**WHAT YOU WILL DO**. All of the records listed below should be retyped exactly.

**INPUT FOR THIS TASK**.
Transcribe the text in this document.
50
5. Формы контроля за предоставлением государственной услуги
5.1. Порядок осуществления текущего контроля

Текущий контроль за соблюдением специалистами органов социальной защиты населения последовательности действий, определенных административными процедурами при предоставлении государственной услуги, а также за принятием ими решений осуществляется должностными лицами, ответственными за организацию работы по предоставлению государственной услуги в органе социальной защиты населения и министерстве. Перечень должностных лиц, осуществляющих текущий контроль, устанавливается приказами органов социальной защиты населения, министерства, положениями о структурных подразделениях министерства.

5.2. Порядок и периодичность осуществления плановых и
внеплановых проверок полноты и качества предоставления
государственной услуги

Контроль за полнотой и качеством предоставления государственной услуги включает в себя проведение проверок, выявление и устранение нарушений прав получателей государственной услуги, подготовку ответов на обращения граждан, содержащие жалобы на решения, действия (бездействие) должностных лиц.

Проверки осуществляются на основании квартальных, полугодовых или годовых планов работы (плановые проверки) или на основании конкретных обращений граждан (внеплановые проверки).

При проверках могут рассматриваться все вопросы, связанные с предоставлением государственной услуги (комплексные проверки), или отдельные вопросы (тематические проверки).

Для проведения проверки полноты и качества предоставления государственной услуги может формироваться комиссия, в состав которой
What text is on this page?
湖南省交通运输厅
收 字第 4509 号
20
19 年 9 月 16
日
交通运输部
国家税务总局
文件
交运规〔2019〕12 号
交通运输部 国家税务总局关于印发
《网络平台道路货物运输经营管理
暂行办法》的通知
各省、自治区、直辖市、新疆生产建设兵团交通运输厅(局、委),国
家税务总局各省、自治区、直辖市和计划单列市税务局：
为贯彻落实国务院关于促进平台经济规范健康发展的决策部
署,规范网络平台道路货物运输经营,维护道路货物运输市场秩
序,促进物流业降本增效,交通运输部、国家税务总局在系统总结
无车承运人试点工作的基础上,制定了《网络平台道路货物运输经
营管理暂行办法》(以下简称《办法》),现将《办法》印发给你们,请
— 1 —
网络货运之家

**COMPLETED EXERCISE**.
Transcribe the text in this document.
50
5. Формы контроля за предоставлением государственной услуги
5.1. Порядок осуществления текущего контроля

Текущий контроль за соблюдением специалистами органов социальной защиты населения последовательности действий, определенных административными процедурами при предоставлении государственной услуги, а также за принятием ими решений осуществляется должностными лицами, ответственными за организацию работы по предоставлению государственной услуги в органе социальной защиты населения и министерстве. Перечень должностных лиц, осуществляющих текущий контроль, устанавливается приказами органов социальной защиты населения, министерства, положениями о структурных подразделениях министерства.

5.2. Порядок и периодичность осуществления плановых и
внеплановых проверок полноты и качества предоставления
государственной услуги

Контроль за полнотой и качеством предоставления государственной услуги включает в себя проведение проверок, выявление и устранение нарушений прав получателей государственной услуги, подготовку ответов на обращения граждан, содержащие жалобы на решения, действия (бездействие) должностных лиц.

Проверки осуществляются на основании квартальных, полугодовых или годовых планов работы (плановые проверки) или на основании конкретных обращений граждан (внеплановые проверки).

При проверках могут рассматриваться все вопросы, связанные с предоставлением государственной услуги (комплексные проверки), или отдельные вопросы (тематические проверки).

Для проведения проверки полноты и качества предоставления государственной услуги может формироваться комиссия, в состав которой
What text is on this page?
湖南省交通运输厅
收 字第 4509 号
20
19 年 9 月 16
日
交通运输部
国家税务总局
文件
交运规〔2019〕12 号
交通运输部 国家税务总局关于印发
《网络平台道路货物运输经营管理
暂行办法》的通知
各省、自治区、直辖市、新疆生产建设兵团交通运输厅(局、委),国
家税务总局各省、自治区、直辖市和计划单列市税务局：
为贯彻落实国务院关于促进平台经济规范健康发展的决策部
署,规范网络平台道路货物运输经营,维护道路货物运输市场秩
序,促进物流业降本增效,交通运输部、国家税务总局在系统总结
无车承运人试点工作的基础上,制定了《网络平台道路货物运输经
营管理暂行办法》(以下简称《办法》),现将《办法》印发给你们,请
— 1 —
网络货运之家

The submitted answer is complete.